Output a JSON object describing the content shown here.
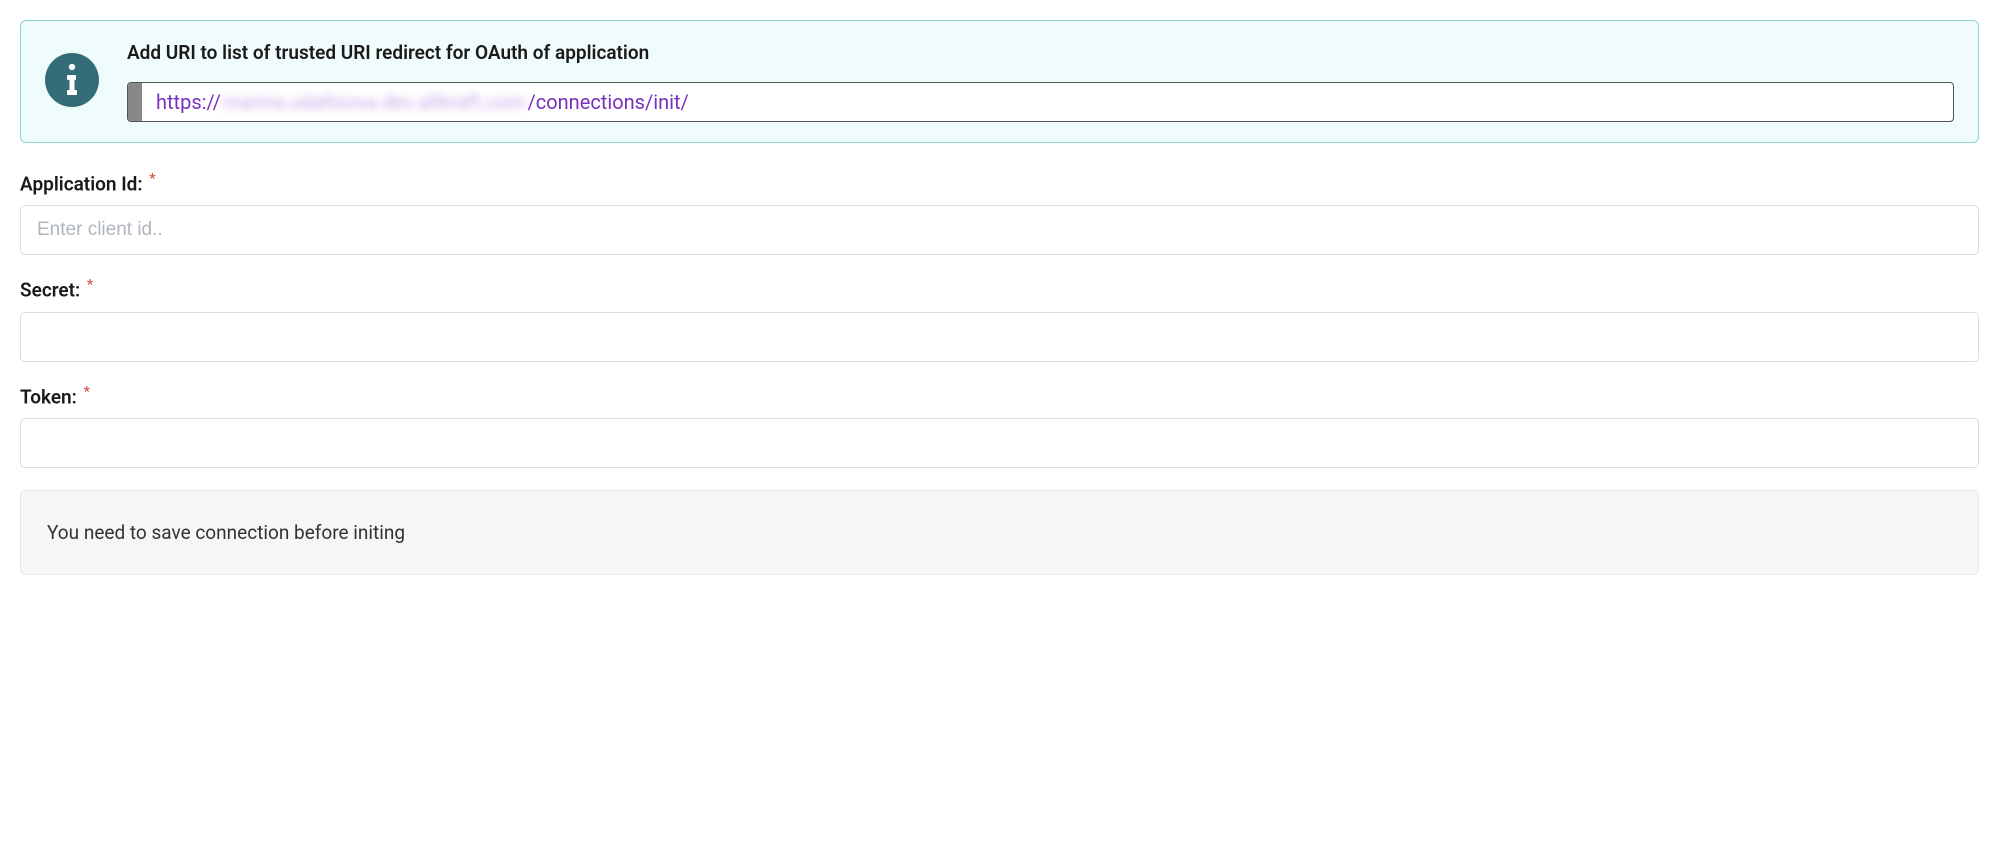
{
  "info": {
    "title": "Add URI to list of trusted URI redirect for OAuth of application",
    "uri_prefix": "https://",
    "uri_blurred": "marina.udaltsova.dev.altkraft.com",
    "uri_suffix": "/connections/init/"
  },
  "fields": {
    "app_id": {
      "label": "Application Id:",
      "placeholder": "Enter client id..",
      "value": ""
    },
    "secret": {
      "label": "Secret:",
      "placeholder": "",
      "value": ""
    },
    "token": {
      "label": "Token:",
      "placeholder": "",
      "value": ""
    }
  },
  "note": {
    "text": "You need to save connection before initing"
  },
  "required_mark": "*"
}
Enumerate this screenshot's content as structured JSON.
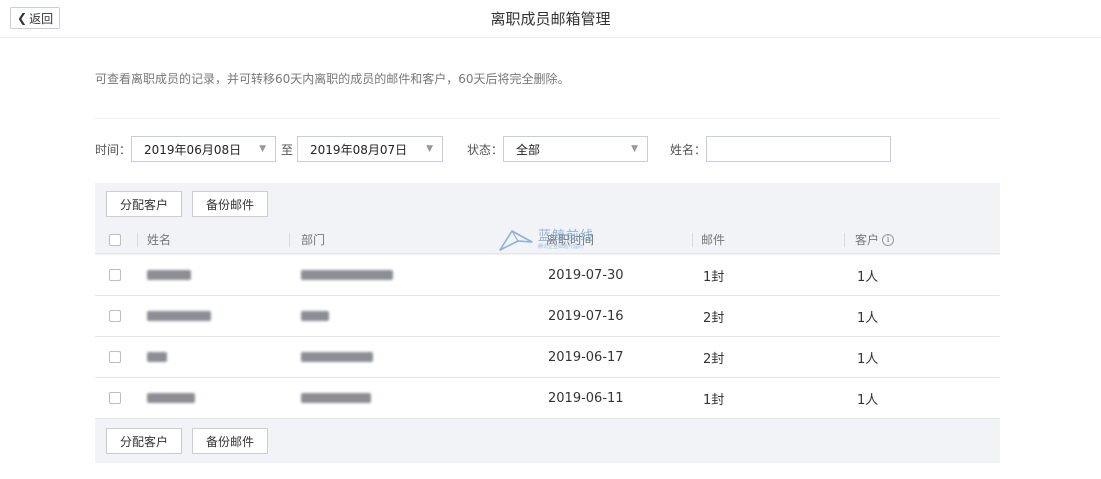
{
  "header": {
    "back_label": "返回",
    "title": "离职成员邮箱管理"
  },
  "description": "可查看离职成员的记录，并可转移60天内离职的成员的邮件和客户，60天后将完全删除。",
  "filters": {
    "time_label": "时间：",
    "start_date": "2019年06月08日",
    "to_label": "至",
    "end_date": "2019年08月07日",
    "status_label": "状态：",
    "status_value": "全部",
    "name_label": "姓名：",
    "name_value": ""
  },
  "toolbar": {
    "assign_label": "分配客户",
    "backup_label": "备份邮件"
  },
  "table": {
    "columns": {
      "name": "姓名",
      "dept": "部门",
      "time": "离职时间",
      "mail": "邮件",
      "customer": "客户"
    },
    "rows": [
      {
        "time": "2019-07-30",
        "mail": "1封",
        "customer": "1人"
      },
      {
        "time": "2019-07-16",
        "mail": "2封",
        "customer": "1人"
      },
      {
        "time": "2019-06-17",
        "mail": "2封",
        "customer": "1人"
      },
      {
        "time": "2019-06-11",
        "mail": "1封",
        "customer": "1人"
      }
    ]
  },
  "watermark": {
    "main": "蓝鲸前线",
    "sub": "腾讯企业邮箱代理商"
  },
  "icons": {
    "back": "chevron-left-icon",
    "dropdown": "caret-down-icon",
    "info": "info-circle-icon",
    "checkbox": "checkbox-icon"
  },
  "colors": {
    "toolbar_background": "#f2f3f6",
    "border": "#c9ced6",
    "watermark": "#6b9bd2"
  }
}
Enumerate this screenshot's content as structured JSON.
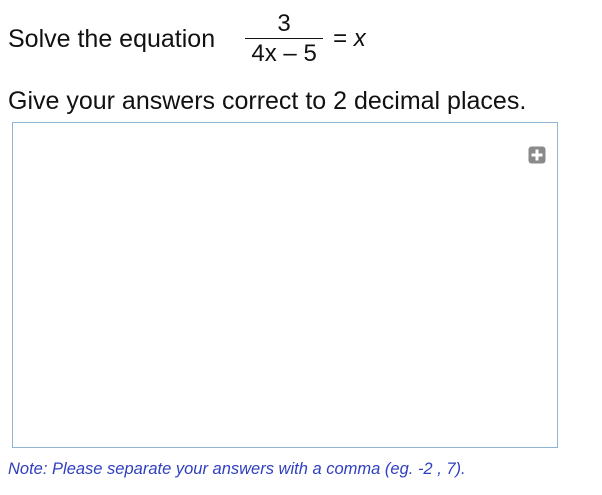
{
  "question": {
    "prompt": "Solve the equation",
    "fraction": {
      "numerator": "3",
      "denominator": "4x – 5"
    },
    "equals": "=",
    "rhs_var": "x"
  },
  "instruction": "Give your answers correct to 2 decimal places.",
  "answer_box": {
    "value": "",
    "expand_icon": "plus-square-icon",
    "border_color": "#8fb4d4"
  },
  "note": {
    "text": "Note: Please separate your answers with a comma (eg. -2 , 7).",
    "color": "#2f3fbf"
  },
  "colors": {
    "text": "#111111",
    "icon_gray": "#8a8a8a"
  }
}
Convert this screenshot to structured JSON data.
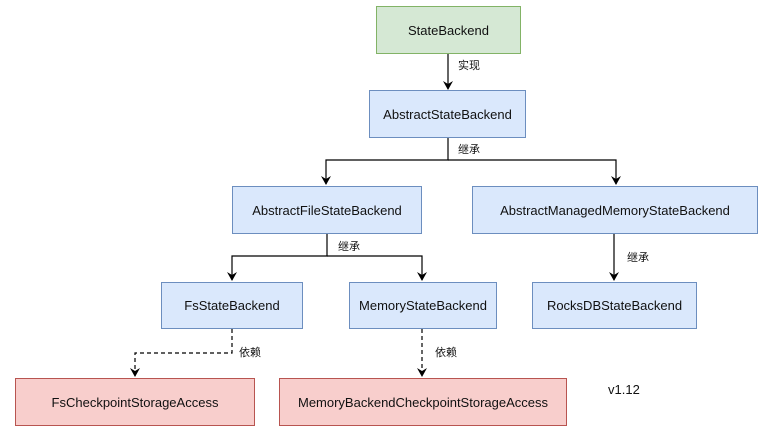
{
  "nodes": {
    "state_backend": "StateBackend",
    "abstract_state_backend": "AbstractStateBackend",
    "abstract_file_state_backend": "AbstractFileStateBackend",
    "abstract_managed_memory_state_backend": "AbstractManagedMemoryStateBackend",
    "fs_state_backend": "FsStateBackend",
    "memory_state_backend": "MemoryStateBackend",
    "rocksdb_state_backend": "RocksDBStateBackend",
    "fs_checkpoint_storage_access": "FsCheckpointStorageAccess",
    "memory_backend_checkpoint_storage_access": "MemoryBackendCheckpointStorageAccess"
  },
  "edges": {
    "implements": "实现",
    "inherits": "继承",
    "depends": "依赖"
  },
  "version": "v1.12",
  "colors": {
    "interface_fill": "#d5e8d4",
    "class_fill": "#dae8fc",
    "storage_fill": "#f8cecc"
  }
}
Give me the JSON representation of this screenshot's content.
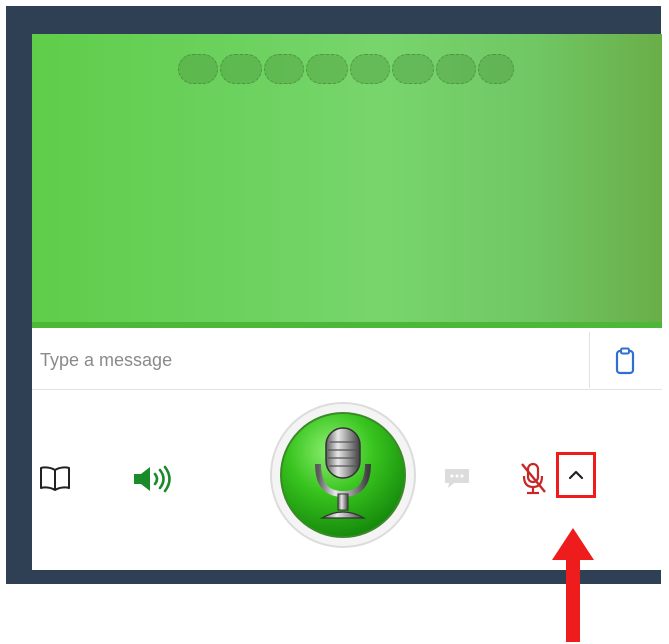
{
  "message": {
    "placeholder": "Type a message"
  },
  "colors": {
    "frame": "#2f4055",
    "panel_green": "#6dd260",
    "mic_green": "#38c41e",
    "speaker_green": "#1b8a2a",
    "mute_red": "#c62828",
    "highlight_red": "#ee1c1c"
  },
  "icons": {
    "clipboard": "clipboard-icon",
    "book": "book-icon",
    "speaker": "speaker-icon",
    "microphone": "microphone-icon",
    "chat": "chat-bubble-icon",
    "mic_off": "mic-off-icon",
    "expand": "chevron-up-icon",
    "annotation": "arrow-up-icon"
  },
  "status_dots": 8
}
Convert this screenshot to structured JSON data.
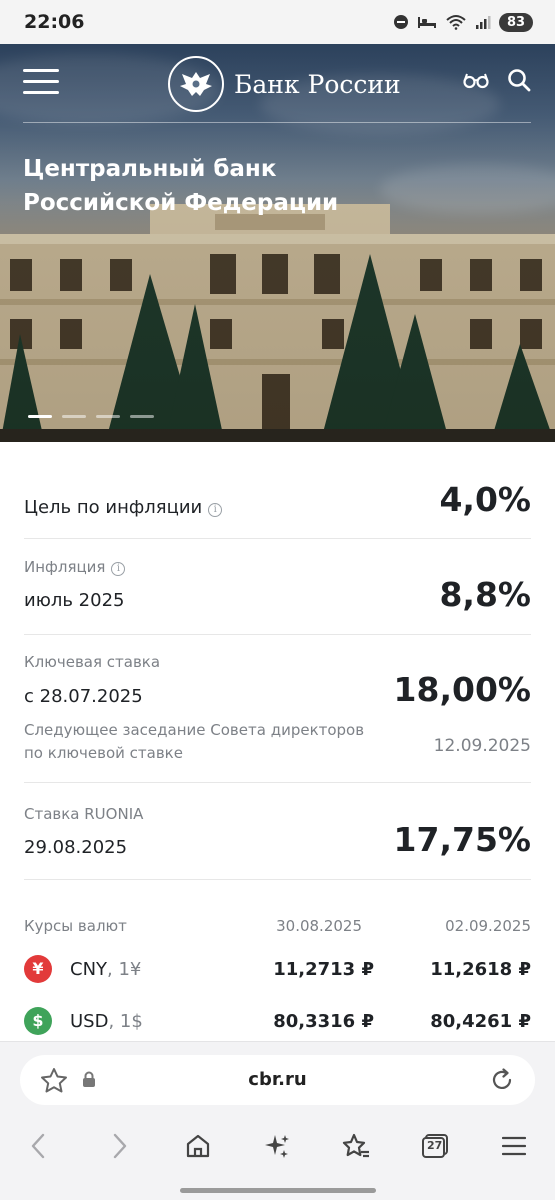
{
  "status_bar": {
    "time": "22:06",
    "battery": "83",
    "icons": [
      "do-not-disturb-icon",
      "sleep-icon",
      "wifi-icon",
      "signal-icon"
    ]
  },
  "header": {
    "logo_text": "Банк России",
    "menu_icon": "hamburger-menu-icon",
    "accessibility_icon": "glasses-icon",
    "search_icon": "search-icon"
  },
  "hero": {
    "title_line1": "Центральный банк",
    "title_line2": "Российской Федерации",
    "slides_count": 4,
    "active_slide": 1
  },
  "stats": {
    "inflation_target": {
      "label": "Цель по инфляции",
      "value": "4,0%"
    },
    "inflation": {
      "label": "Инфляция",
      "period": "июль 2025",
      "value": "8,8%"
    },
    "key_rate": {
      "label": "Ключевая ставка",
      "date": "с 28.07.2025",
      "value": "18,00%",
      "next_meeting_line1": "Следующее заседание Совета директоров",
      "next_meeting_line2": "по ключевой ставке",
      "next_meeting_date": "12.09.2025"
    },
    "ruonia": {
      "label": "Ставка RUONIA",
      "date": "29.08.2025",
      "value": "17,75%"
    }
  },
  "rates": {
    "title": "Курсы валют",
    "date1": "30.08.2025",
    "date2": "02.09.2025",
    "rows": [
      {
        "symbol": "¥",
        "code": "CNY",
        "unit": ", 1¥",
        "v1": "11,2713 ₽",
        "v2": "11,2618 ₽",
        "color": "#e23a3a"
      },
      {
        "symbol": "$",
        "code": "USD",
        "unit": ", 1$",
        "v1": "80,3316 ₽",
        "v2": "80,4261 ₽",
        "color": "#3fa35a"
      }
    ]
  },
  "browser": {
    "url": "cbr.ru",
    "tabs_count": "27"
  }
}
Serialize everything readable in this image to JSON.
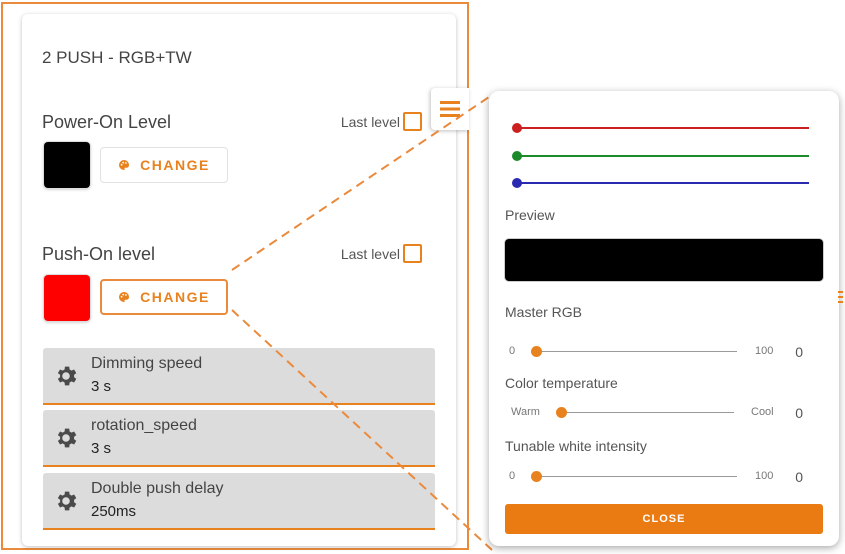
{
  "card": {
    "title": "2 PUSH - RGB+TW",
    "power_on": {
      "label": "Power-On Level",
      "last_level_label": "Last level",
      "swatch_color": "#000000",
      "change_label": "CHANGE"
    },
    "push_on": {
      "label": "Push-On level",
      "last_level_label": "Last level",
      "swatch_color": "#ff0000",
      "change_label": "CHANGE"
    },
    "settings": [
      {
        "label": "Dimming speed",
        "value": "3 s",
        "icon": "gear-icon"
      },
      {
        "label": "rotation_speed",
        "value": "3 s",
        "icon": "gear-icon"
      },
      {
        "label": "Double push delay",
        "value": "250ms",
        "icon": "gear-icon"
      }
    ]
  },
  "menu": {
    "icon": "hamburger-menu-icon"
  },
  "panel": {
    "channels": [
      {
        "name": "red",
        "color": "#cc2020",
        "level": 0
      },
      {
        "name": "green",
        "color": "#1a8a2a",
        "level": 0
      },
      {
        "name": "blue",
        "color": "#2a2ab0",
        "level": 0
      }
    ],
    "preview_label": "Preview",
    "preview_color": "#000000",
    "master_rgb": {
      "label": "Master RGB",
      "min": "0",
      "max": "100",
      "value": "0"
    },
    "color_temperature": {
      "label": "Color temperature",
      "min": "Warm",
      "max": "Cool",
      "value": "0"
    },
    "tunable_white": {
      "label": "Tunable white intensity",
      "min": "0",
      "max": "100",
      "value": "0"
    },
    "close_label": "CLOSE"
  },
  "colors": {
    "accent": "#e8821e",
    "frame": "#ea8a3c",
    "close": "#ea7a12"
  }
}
■ ■ ■ ■
- Brief: Using the records above, output their complete text exactly, minus any images.

- The answer:
Output a JSON object describing the content shown here.
{
  "info": {
    "title": "Add URI to list of trusted URI redirect for OAuth of application",
    "uri_prefix": "https://",
    "uri_blurred": "marina.udaltsova.dev.altkraft.com",
    "uri_suffix": "/connections/init/"
  },
  "fields": {
    "app_id": {
      "label": "Application Id:",
      "placeholder": "Enter client id..",
      "value": ""
    },
    "secret": {
      "label": "Secret:",
      "placeholder": "",
      "value": ""
    },
    "token": {
      "label": "Token:",
      "placeholder": "",
      "value": ""
    }
  },
  "note": {
    "text": "You need to save connection before initing"
  },
  "required_mark": "*"
}
Enumerate this screenshot's content as structured JSON.
{
  "header": {
    "back_label": "返回",
    "title": "离职成员邮箱管理"
  },
  "description": "可查看离职成员的记录，并可转移60天内离职的成员的邮件和客户，60天后将完全删除。",
  "filters": {
    "time_label": "时间：",
    "start_date": "2019年06月08日",
    "to_label": "至",
    "end_date": "2019年08月07日",
    "status_label": "状态：",
    "status_value": "全部",
    "name_label": "姓名：",
    "name_value": ""
  },
  "toolbar": {
    "assign_label": "分配客户",
    "backup_label": "备份邮件"
  },
  "table": {
    "columns": {
      "name": "姓名",
      "dept": "部门",
      "time": "离职时间",
      "mail": "邮件",
      "customer": "客户"
    },
    "rows": [
      {
        "time": "2019-07-30",
        "mail": "1封",
        "customer": "1人"
      },
      {
        "time": "2019-07-16",
        "mail": "2封",
        "customer": "1人"
      },
      {
        "time": "2019-06-17",
        "mail": "2封",
        "customer": "1人"
      },
      {
        "time": "2019-06-11",
        "mail": "1封",
        "customer": "1人"
      }
    ]
  },
  "watermark": {
    "main": "蓝鲸前线",
    "sub": "腾讯企业邮箱代理商"
  },
  "icons": {
    "back": "chevron-left-icon",
    "dropdown": "caret-down-icon",
    "info": "info-circle-icon",
    "checkbox": "checkbox-icon"
  },
  "colors": {
    "toolbar_background": "#f2f3f6",
    "border": "#c9ced6",
    "watermark": "#6b9bd2"
  }
}
Enumerate this screenshot's content as structured JSON.
{
  "question": {
    "prompt": "Solve the equation",
    "fraction": {
      "numerator": "3",
      "denominator": "4x – 5"
    },
    "equals": "=",
    "rhs_var": "x"
  },
  "instruction": "Give your answers correct to 2 decimal places.",
  "answer_box": {
    "value": "",
    "expand_icon": "plus-square-icon",
    "border_color": "#8fb4d4"
  },
  "note": {
    "text": "Note: Please separate your answers with a comma (eg. -2 , 7).",
    "color": "#2f3fbf"
  },
  "colors": {
    "text": "#111111",
    "icon_gray": "#8a8a8a"
  }
}
Convert this screenshot to structured JSON data.
{
  "nodes": {
    "state_backend": "StateBackend",
    "abstract_state_backend": "AbstractStateBackend",
    "abstract_file_state_backend": "AbstractFileStateBackend",
    "abstract_managed_memory_state_backend": "AbstractManagedMemoryStateBackend",
    "fs_state_backend": "FsStateBackend",
    "memory_state_backend": "MemoryStateBackend",
    "rocksdb_state_backend": "RocksDBStateBackend",
    "fs_checkpoint_storage_access": "FsCheckpointStorageAccess",
    "memory_backend_checkpoint_storage_access": "MemoryBackendCheckpointStorageAccess"
  },
  "edges": {
    "implements": "实现",
    "inherits": "继承",
    "depends": "依赖"
  },
  "version": "v1.12",
  "colors": {
    "interface_fill": "#d5e8d4",
    "class_fill": "#dae8fc",
    "storage_fill": "#f8cecc"
  }
}
Give me the JSON representation of this screenshot's content.
{
  "message": {
    "placeholder": "Type a message"
  },
  "colors": {
    "frame": "#2f4055",
    "panel_green": "#6dd260",
    "mic_green": "#38c41e",
    "speaker_green": "#1b8a2a",
    "mute_red": "#c62828",
    "highlight_red": "#ee1c1c"
  },
  "icons": {
    "clipboard": "clipboard-icon",
    "book": "book-icon",
    "speaker": "speaker-icon",
    "microphone": "microphone-icon",
    "chat": "chat-bubble-icon",
    "mic_off": "mic-off-icon",
    "expand": "chevron-up-icon",
    "annotation": "arrow-up-icon"
  },
  "status_dots": 8
}
Convert this screenshot to structured JSON data.
{
  "status_bar": {
    "time": "22:06",
    "battery": "83",
    "icons": [
      "do-not-disturb-icon",
      "sleep-icon",
      "wifi-icon",
      "signal-icon"
    ]
  },
  "header": {
    "logo_text": "Банк России",
    "menu_icon": "hamburger-menu-icon",
    "accessibility_icon": "glasses-icon",
    "search_icon": "search-icon"
  },
  "hero": {
    "title_line1": "Центральный банк",
    "title_line2": "Российской Федерации",
    "slides_count": 4,
    "active_slide": 1
  },
  "stats": {
    "inflation_target": {
      "label": "Цель по инфляции",
      "value": "4,0%"
    },
    "inflation": {
      "label": "Инфляция",
      "period": "июль 2025",
      "value": "8,8%"
    },
    "key_rate": {
      "label": "Ключевая ставка",
      "date": "с 28.07.2025",
      "value": "18,00%",
      "next_meeting_line1": "Следующее заседание Совета директоров",
      "next_meeting_line2": "по ключевой ставке",
      "next_meeting_date": "12.09.2025"
    },
    "ruonia": {
      "label": "Ставка RUONIA",
      "date": "29.08.2025",
      "value": "17,75%"
    }
  },
  "rates": {
    "title": "Курсы валют",
    "date1": "30.08.2025",
    "date2": "02.09.2025",
    "rows": [
      {
        "symbol": "¥",
        "code": "CNY",
        "unit": ", 1¥",
        "v1": "11,2713 ₽",
        "v2": "11,2618 ₽",
        "color": "#e23a3a"
      },
      {
        "symbol": "$",
        "code": "USD",
        "unit": ", 1$",
        "v1": "80,3316 ₽",
        "v2": "80,4261 ₽",
        "color": "#3fa35a"
      }
    ]
  },
  "browser": {
    "url": "cbr.ru",
    "tabs_count": "27"
  }
}
Serialize everything readable in this image to JSON.
{
  "card": {
    "title": "2 PUSH - RGB+TW",
    "power_on": {
      "label": "Power-On Level",
      "last_level_label": "Last level",
      "swatch_color": "#000000",
      "change_label": "CHANGE"
    },
    "push_on": {
      "label": "Push-On level",
      "last_level_label": "Last level",
      "swatch_color": "#ff0000",
      "change_label": "CHANGE"
    },
    "settings": [
      {
        "label": "Dimming speed",
        "value": "3 s",
        "icon": "gear-icon"
      },
      {
        "label": "rotation_speed",
        "value": "3 s",
        "icon": "gear-icon"
      },
      {
        "label": "Double push delay",
        "value": "250ms",
        "icon": "gear-icon"
      }
    ]
  },
  "menu": {
    "icon": "hamburger-menu-icon"
  },
  "panel": {
    "channels": [
      {
        "name": "red",
        "color": "#cc2020",
        "level": 0
      },
      {
        "name": "green",
        "color": "#1a8a2a",
        "level": 0
      },
      {
        "name": "blue",
        "color": "#2a2ab0",
        "level": 0
      }
    ],
    "preview_label": "Preview",
    "preview_color": "#000000",
    "master_rgb": {
      "label": "Master RGB",
      "min": "0",
      "max": "100",
      "value": "0"
    },
    "color_temperature": {
      "label": "Color temperature",
      "min": "Warm",
      "max": "Cool",
      "value": "0"
    },
    "tunable_white": {
      "label": "Tunable white intensity",
      "min": "0",
      "max": "100",
      "value": "0"
    },
    "close_label": "CLOSE"
  },
  "colors": {
    "accent": "#e8821e",
    "frame": "#ea8a3c",
    "close": "#ea7a12"
  }
}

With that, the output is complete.